• **Your instructions**
In the records below, pick out all lines containing the word "several".

══ Records supplied ══

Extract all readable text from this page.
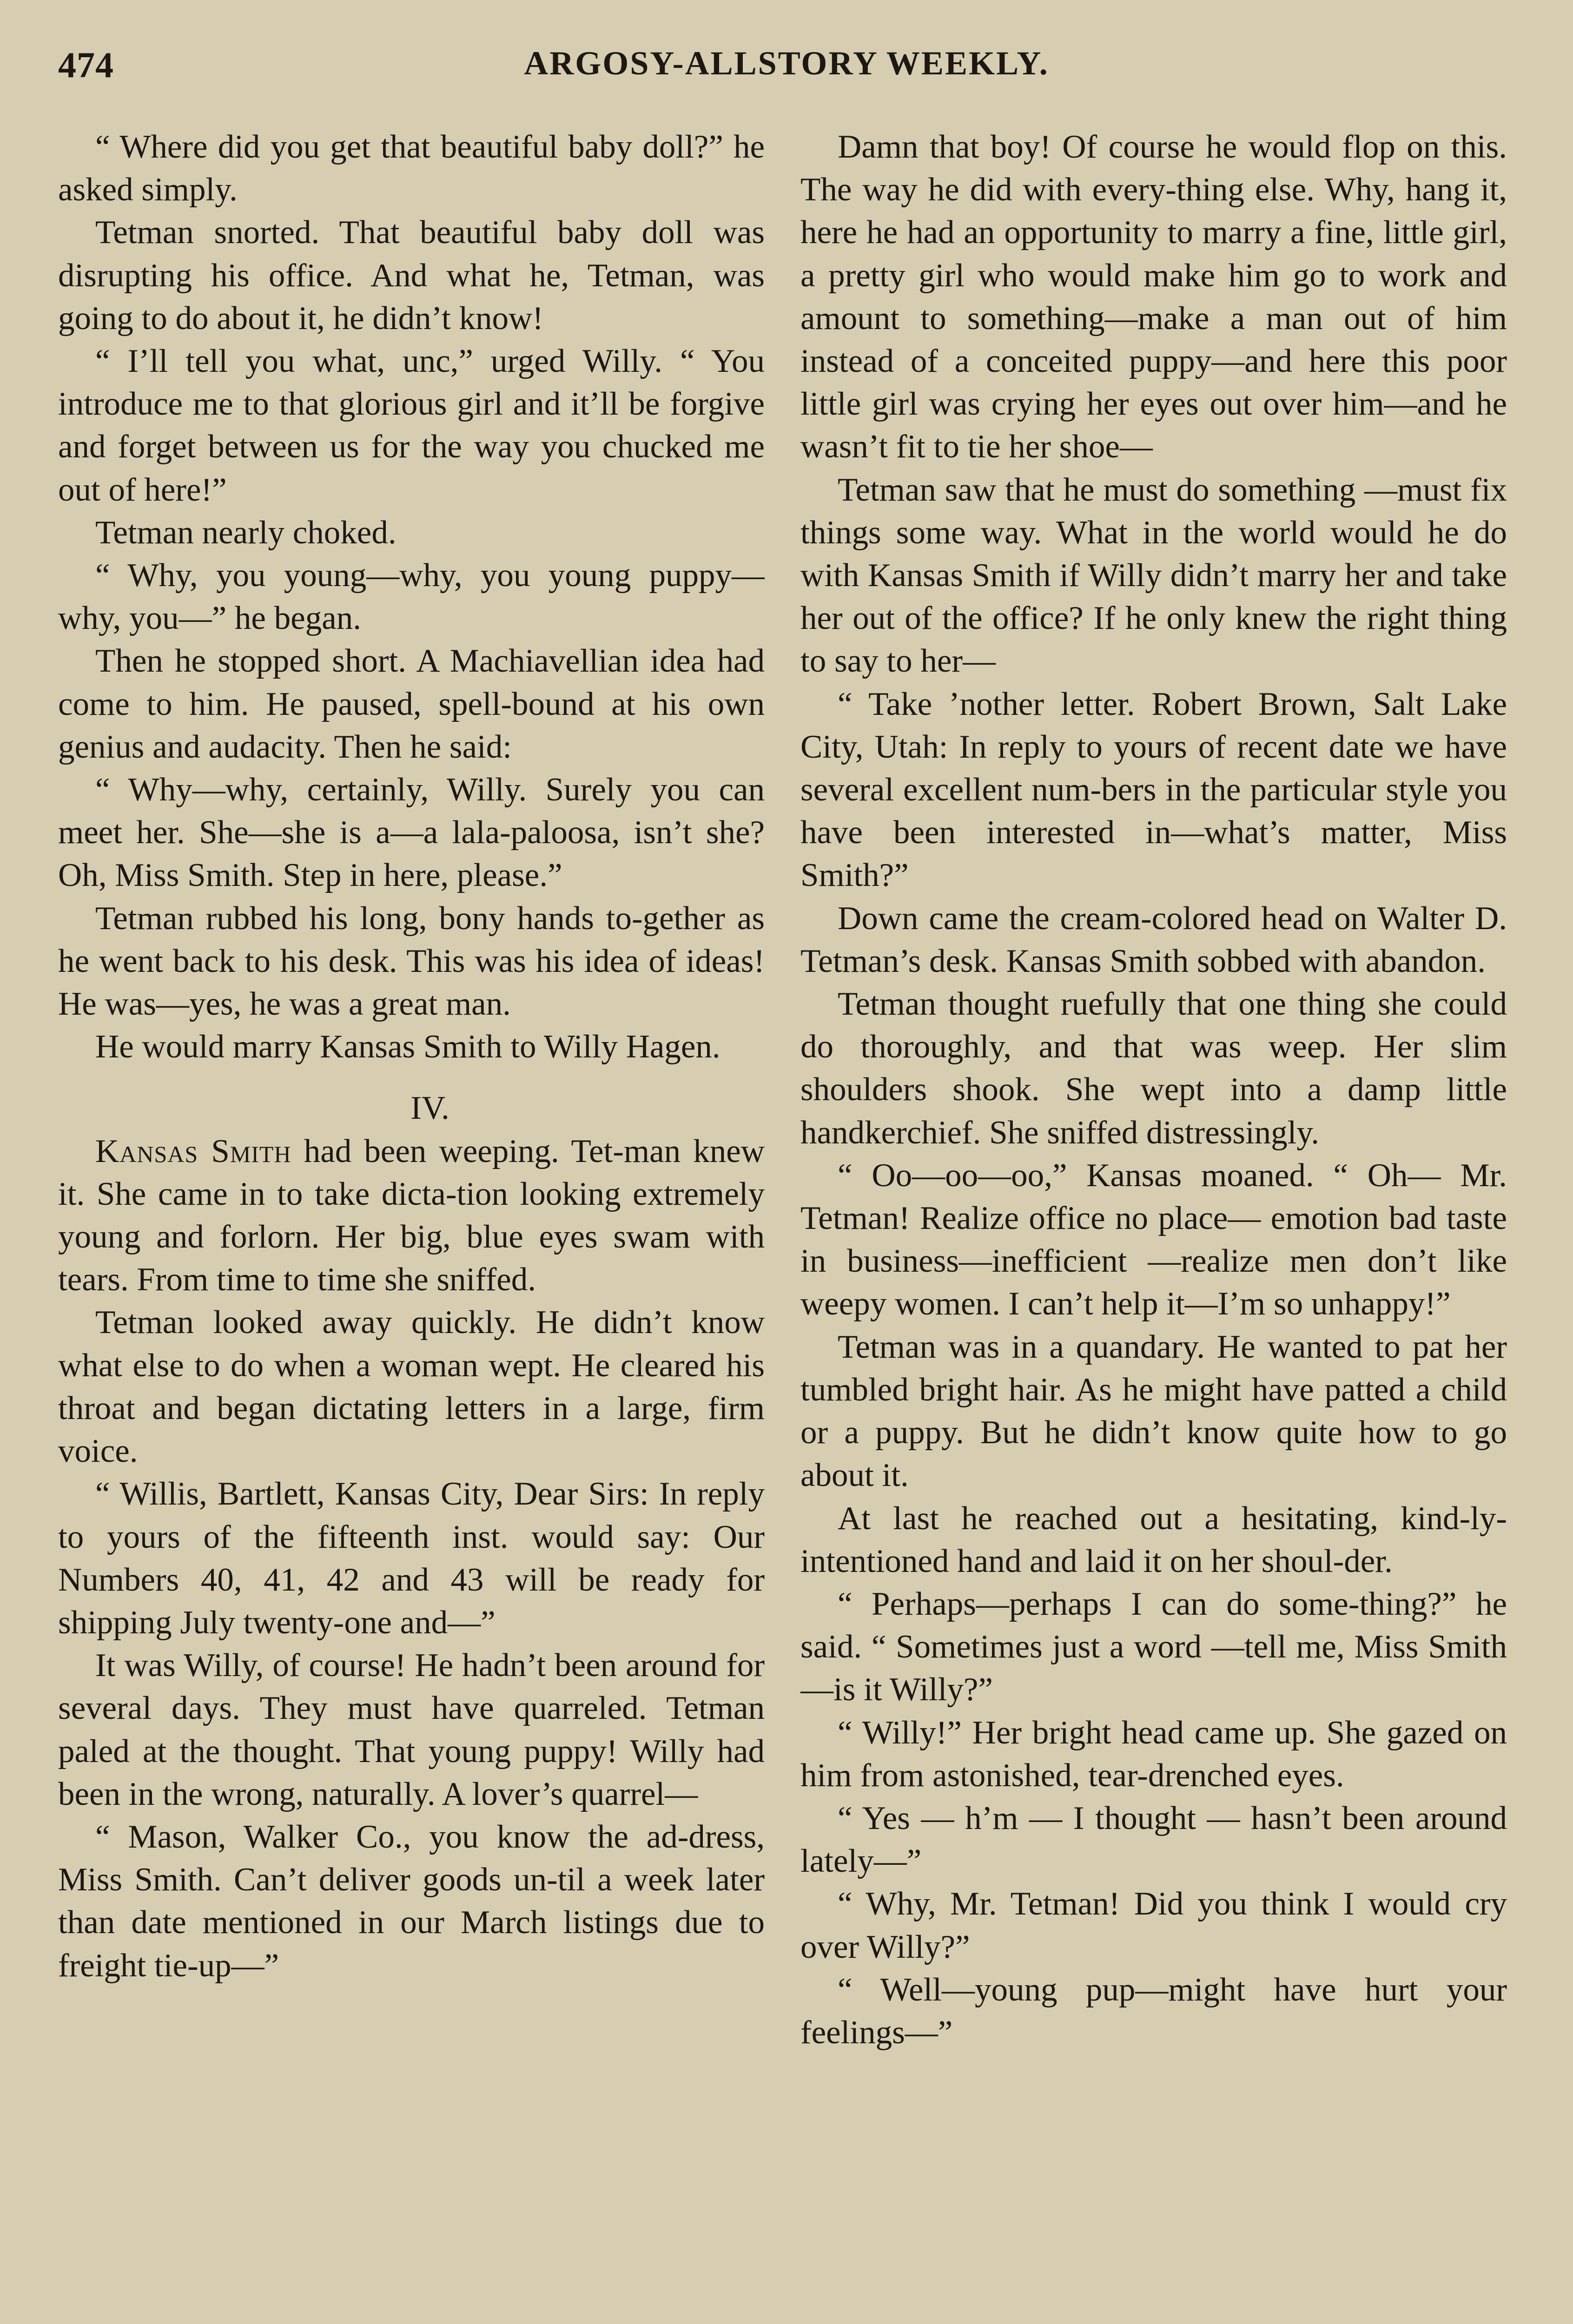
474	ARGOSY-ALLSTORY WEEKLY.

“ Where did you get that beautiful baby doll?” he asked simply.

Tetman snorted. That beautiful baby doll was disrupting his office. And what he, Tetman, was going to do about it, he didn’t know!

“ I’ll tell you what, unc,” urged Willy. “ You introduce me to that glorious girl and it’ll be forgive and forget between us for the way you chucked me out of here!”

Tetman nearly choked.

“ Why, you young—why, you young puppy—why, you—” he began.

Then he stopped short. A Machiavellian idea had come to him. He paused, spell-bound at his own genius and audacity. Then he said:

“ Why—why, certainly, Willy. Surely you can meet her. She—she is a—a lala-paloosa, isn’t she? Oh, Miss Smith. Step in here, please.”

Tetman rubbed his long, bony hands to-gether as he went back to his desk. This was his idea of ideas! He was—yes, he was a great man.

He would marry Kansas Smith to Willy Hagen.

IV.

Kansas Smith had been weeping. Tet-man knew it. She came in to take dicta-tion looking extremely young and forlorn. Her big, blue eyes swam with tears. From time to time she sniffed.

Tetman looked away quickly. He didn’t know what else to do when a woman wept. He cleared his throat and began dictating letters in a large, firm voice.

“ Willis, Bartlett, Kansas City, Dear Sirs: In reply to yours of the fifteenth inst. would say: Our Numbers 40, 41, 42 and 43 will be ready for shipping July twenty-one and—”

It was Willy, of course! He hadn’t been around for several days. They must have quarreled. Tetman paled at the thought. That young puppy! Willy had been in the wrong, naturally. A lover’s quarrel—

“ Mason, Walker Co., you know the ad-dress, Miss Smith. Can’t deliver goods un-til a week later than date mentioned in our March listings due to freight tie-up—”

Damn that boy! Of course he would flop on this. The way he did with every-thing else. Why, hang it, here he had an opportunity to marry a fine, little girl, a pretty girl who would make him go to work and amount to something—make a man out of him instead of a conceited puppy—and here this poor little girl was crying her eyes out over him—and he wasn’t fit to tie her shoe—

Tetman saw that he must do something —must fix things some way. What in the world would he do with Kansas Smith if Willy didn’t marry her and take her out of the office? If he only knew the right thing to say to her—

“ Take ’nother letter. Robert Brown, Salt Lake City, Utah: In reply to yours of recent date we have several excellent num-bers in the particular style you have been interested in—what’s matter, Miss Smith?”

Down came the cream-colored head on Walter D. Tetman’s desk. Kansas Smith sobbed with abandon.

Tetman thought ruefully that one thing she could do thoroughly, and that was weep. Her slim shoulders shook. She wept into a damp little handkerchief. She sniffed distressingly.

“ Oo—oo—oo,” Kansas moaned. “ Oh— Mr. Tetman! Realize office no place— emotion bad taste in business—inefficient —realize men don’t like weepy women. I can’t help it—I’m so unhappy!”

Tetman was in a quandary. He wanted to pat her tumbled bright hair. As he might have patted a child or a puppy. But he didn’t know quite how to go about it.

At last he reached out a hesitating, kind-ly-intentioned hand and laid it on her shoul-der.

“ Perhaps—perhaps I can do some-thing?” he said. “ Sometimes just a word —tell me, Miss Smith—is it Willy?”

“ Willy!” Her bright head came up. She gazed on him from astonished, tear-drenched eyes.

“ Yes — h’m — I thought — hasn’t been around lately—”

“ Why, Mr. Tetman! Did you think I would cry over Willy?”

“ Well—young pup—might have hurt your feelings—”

═══
══ Records supplied ══

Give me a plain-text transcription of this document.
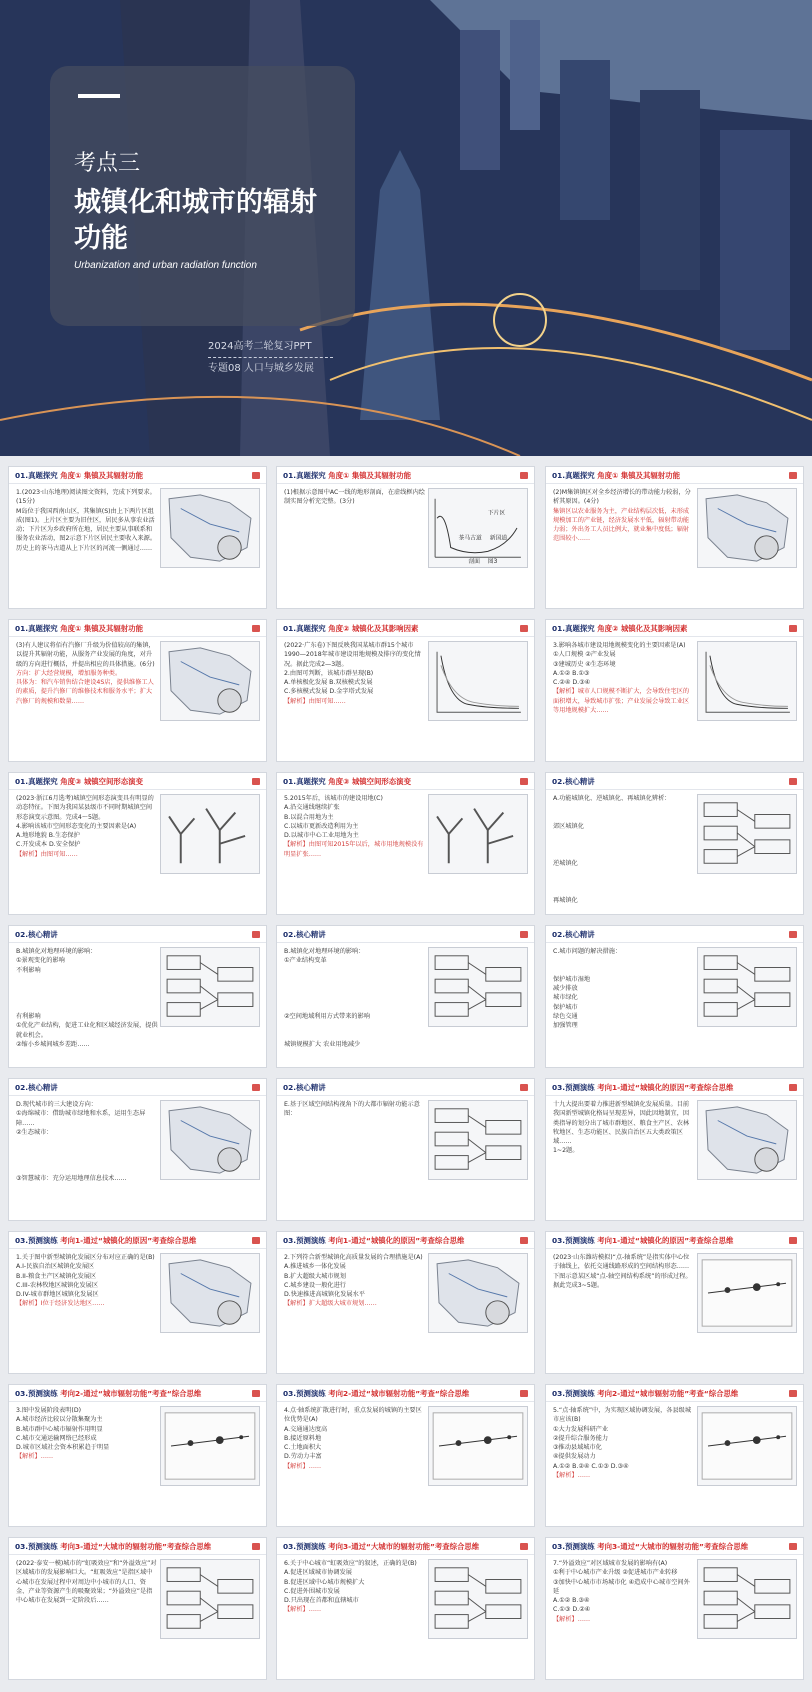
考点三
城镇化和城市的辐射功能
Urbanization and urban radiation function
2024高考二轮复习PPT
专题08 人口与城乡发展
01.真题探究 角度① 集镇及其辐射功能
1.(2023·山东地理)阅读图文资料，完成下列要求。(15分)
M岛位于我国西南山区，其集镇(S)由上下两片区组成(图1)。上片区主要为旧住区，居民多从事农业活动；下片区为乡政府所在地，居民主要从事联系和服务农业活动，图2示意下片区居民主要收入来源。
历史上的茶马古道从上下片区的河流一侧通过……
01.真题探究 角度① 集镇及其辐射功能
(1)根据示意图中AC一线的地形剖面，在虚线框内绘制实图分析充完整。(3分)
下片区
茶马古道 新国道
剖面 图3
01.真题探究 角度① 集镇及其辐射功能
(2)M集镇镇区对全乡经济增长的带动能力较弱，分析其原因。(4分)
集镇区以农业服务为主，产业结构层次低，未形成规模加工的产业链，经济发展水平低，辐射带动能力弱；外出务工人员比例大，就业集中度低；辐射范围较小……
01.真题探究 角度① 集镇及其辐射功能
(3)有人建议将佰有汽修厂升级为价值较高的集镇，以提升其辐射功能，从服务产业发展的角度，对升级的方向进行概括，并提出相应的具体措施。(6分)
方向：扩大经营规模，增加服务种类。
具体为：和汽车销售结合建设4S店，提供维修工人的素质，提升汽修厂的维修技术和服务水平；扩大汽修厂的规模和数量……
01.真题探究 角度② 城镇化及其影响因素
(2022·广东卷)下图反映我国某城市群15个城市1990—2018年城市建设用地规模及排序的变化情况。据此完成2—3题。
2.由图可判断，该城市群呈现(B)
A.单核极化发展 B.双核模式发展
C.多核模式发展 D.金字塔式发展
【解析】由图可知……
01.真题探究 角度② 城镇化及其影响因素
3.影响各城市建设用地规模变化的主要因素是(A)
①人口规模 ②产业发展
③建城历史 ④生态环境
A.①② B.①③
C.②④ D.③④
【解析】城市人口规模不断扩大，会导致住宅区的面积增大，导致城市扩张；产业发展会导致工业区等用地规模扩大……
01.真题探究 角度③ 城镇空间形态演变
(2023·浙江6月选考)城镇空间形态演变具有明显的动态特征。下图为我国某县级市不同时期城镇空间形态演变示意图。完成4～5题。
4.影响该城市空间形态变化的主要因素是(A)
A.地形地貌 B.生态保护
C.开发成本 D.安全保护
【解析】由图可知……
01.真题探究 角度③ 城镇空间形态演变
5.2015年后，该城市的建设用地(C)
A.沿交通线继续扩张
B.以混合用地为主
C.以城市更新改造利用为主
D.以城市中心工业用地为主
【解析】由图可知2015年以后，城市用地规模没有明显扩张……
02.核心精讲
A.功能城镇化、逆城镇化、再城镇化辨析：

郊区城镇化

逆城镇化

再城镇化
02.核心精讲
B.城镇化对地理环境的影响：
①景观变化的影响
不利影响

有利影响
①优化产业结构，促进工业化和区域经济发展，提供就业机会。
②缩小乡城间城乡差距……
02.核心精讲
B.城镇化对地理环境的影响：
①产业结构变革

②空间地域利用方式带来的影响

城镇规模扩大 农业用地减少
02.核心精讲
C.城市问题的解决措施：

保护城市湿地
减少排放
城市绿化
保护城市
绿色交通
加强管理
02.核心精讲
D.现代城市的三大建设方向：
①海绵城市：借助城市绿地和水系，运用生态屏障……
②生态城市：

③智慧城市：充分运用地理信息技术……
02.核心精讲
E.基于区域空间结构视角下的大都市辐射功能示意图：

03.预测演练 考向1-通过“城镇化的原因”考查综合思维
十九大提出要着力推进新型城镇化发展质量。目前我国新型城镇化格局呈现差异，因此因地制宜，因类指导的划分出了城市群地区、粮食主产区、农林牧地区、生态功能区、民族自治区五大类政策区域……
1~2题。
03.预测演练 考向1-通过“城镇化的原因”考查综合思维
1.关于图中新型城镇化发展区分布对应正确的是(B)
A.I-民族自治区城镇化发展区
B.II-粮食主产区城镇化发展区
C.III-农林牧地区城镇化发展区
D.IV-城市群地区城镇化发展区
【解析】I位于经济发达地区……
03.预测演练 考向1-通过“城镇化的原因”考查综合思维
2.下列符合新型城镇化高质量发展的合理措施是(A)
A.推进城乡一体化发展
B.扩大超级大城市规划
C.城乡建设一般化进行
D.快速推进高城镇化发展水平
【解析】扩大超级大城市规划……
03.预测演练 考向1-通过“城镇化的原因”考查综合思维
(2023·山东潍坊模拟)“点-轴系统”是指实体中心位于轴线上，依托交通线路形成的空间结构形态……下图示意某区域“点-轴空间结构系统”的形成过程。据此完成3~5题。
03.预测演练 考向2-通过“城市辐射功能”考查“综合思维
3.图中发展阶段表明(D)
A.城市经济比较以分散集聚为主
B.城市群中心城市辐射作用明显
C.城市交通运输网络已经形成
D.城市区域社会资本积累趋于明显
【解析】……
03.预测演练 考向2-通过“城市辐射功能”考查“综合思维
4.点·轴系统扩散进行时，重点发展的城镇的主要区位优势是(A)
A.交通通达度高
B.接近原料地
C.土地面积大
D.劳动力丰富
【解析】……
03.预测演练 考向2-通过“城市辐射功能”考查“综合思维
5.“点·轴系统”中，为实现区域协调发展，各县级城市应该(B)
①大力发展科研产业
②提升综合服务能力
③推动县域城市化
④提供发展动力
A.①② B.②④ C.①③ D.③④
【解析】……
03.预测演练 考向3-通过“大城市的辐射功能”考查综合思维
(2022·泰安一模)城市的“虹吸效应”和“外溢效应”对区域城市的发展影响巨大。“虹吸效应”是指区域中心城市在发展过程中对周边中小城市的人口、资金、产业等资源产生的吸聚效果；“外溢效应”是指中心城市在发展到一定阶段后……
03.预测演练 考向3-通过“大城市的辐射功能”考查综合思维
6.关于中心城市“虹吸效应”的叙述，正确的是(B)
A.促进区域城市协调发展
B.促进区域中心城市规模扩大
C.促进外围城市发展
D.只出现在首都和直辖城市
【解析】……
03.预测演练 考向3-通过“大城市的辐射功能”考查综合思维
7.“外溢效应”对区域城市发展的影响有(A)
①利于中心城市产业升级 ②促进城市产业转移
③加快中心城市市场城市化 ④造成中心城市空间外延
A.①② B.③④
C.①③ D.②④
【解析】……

═══
══ Records supplied ══

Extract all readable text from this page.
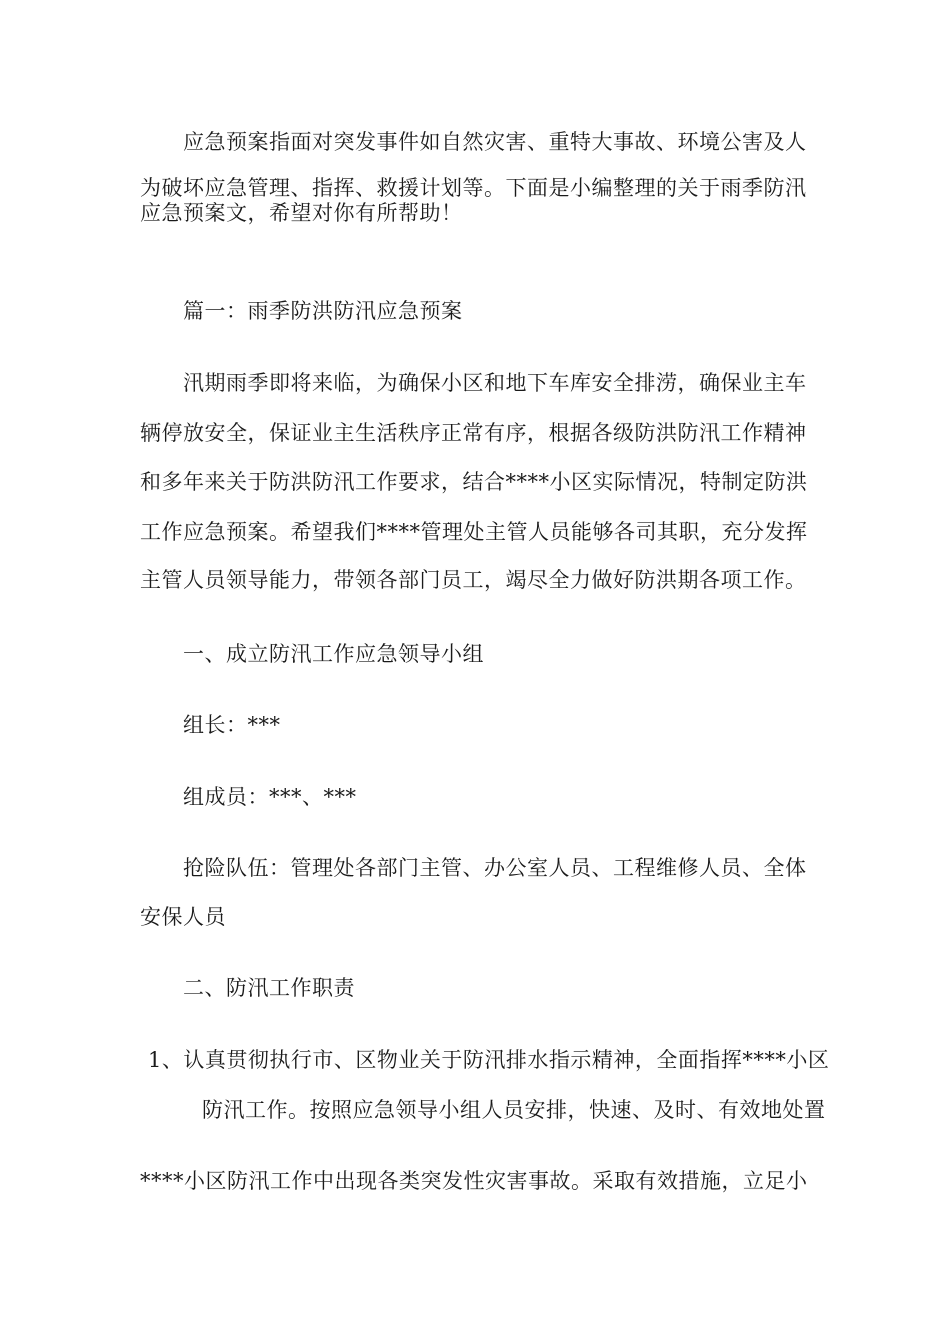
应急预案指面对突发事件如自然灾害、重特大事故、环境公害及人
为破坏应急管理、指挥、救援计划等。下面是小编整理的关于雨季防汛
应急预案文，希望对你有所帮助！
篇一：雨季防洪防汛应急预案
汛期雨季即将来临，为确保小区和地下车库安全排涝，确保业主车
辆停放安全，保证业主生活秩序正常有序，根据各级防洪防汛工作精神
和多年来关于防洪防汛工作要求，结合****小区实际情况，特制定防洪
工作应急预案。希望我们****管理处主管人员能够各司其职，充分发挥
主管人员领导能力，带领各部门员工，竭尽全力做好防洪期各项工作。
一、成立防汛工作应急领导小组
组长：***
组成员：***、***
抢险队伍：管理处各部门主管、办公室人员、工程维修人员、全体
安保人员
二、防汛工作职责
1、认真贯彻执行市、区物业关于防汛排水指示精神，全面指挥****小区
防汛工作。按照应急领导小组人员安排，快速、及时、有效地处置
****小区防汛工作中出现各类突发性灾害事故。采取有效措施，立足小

═══

• **The reply**
It was Willy, of course! He hadn’t been around for several days. They must have quarreled. Tetman paled at the thought. That young puppy! Willy had been in the wrong, naturally. A lover’s quarrel—
“ Take ’nother letter. Robert Brown, Salt Lake City, Utah: In reply to yours of recent date we have several excellent num-bers in the particular style you have been interested in—what’s matter, Miss Smith?”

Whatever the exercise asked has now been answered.